**THE TASK:** Determine the number of lines containing the word "every", and state that figure alone.

**Collected data entries:**
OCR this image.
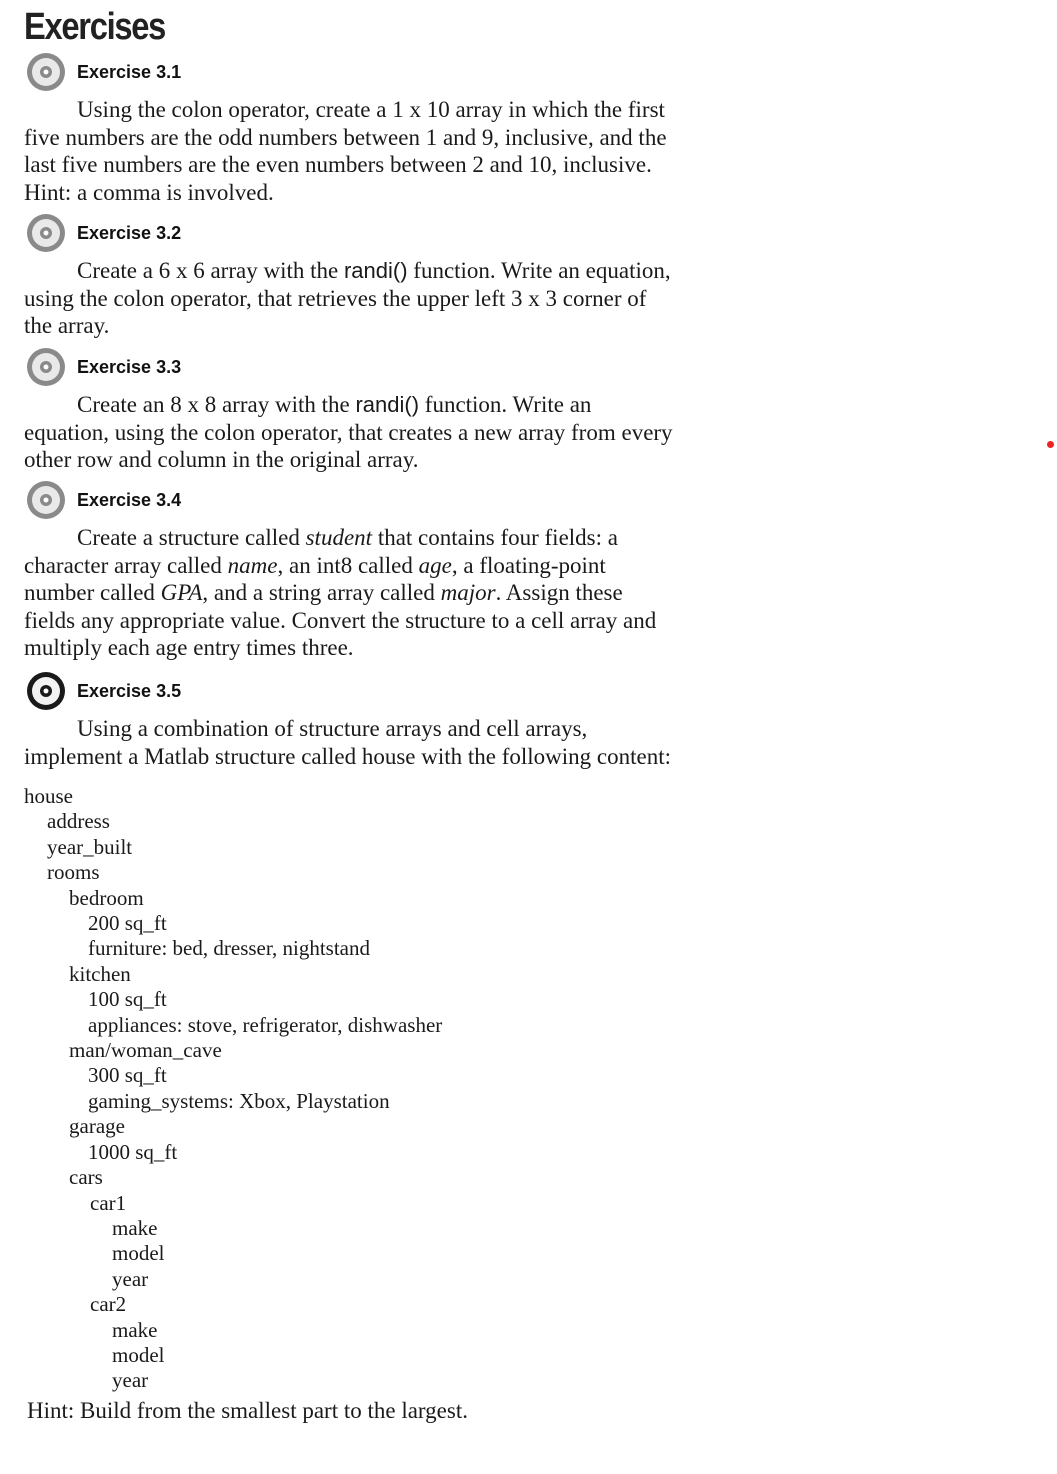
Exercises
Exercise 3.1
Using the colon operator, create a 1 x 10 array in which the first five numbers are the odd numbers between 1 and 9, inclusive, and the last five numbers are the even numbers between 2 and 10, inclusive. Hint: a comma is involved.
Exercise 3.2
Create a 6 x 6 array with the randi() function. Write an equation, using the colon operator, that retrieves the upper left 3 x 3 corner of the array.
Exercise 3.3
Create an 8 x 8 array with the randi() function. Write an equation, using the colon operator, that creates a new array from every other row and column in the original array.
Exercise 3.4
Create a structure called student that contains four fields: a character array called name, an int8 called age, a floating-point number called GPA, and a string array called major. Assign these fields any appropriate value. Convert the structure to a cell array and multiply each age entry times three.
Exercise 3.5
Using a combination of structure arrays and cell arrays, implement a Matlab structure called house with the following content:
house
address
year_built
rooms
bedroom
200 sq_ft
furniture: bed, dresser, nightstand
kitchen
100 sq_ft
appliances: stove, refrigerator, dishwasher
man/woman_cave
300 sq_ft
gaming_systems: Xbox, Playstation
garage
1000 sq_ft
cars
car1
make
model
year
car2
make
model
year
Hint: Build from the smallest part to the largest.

--

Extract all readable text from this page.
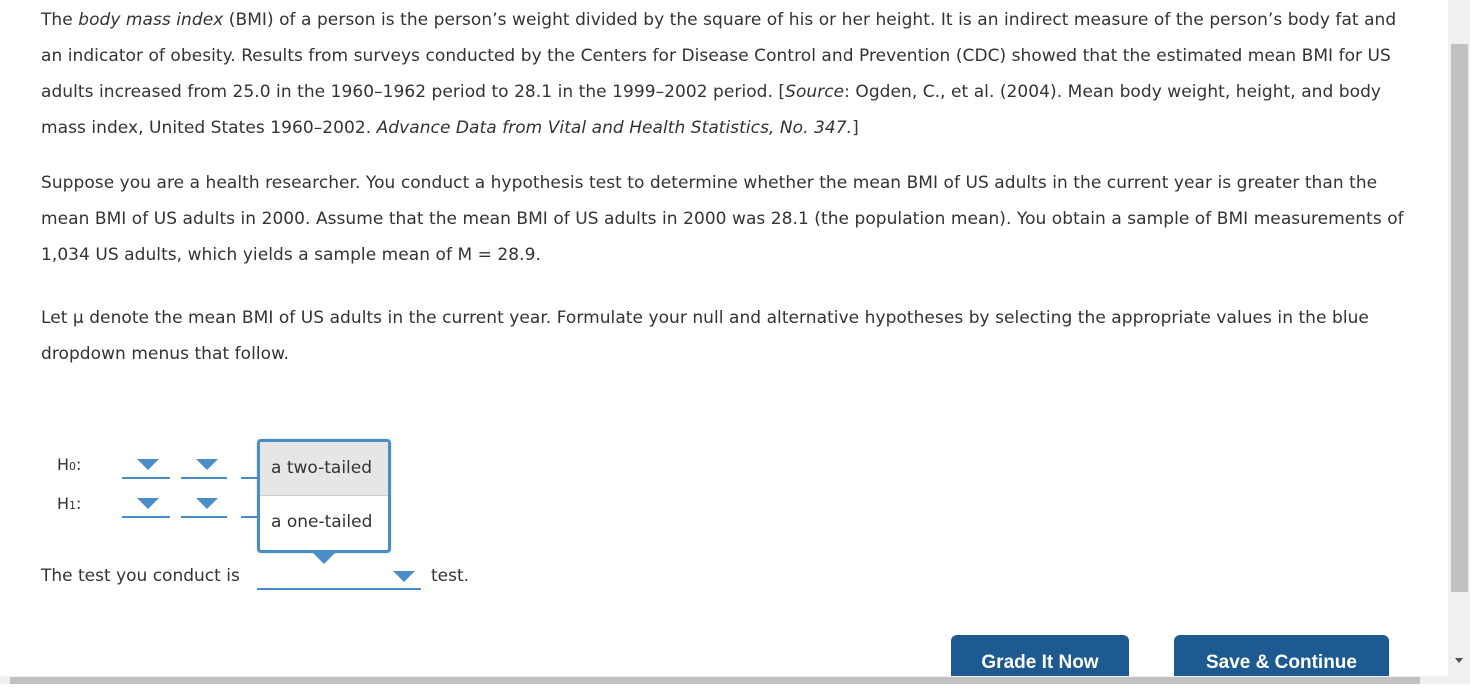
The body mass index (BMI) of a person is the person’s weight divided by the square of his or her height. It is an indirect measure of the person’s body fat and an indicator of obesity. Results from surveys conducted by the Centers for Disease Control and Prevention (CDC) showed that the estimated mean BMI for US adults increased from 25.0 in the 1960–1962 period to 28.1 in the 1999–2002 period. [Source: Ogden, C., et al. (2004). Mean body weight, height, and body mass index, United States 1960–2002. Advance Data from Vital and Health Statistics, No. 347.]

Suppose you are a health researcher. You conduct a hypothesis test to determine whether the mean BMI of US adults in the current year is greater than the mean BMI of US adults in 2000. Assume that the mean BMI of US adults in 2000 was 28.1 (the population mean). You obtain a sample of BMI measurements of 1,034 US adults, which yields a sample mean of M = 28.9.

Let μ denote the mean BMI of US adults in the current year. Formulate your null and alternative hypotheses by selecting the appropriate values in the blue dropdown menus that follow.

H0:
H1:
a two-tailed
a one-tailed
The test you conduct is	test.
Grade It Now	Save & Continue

---

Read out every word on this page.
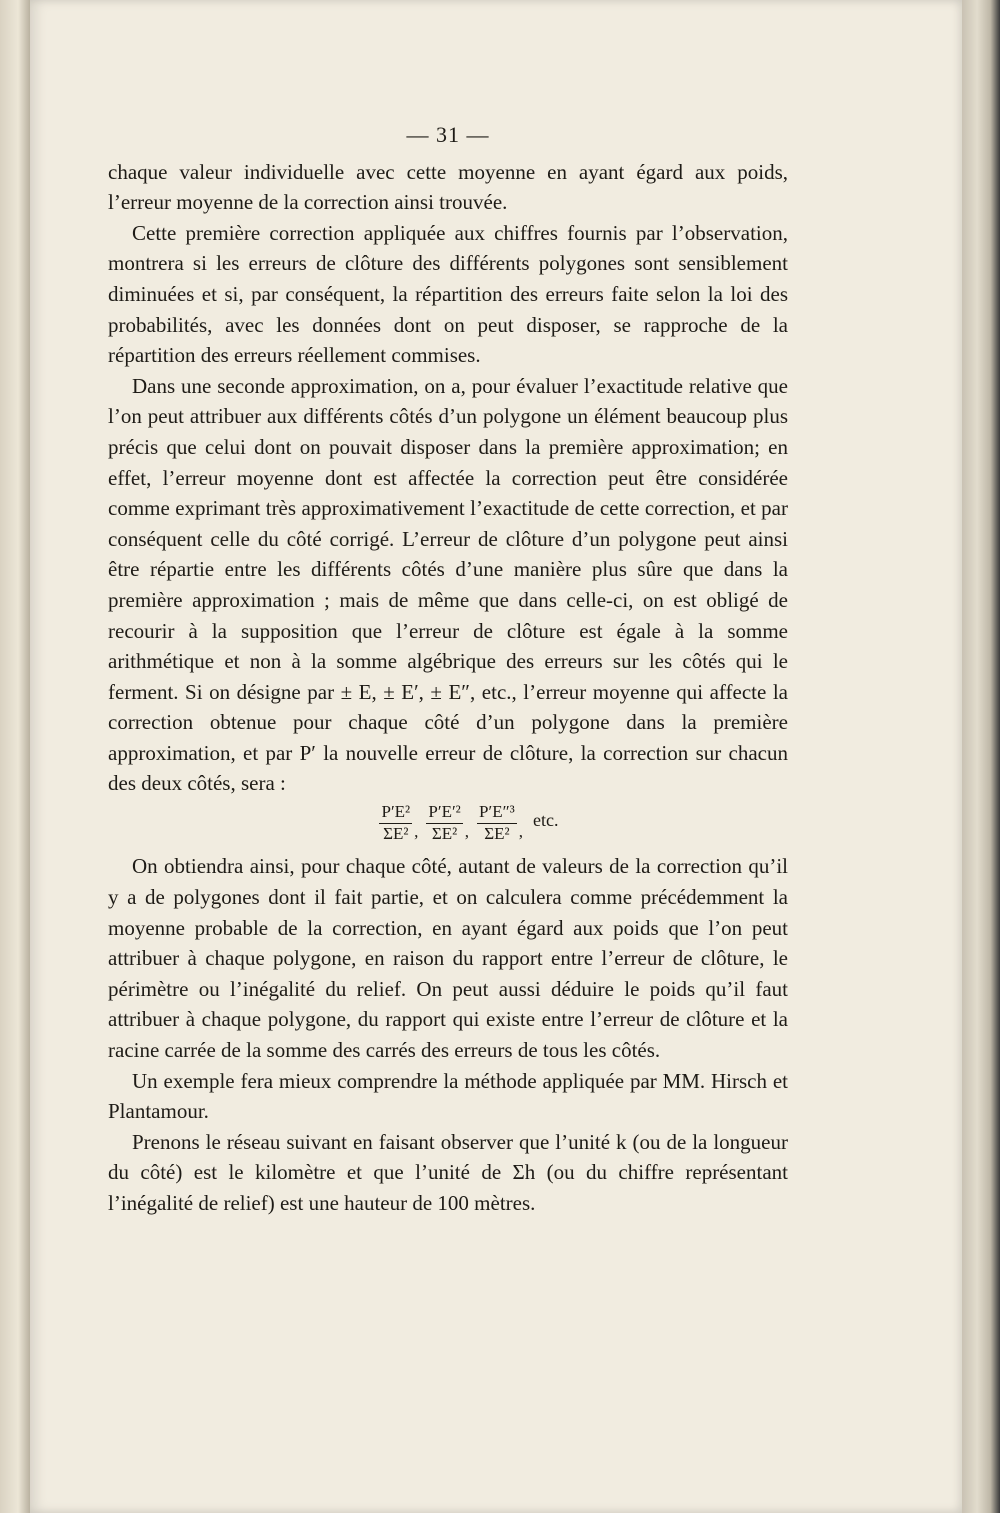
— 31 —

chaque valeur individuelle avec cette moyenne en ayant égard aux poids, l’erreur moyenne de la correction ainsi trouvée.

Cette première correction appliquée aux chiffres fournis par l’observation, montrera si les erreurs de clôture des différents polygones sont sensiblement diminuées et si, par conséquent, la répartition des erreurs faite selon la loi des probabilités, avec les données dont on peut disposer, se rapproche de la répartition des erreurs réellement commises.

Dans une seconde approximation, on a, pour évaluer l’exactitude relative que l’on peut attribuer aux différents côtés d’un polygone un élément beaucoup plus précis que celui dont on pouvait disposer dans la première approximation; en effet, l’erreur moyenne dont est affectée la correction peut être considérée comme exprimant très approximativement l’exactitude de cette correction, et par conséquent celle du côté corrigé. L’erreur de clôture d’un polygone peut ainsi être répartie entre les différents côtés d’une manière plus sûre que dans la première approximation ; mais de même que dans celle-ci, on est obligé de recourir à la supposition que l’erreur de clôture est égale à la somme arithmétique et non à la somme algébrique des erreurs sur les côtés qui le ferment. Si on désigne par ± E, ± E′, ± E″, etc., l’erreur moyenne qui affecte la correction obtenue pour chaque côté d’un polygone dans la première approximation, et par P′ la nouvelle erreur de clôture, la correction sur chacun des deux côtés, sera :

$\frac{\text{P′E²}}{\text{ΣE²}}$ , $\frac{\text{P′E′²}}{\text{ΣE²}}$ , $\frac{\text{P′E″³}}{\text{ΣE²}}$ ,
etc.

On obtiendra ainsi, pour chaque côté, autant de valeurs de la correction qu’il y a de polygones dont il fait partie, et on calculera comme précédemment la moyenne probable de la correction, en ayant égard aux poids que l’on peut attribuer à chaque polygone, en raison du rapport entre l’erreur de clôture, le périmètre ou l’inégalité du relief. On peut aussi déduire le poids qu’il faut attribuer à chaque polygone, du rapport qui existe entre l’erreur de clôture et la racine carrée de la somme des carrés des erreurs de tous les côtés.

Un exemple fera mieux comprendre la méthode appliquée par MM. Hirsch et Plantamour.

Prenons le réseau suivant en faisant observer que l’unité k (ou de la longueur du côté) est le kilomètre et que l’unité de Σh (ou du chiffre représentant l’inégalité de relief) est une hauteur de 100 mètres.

**WORKED ANSWER:** 2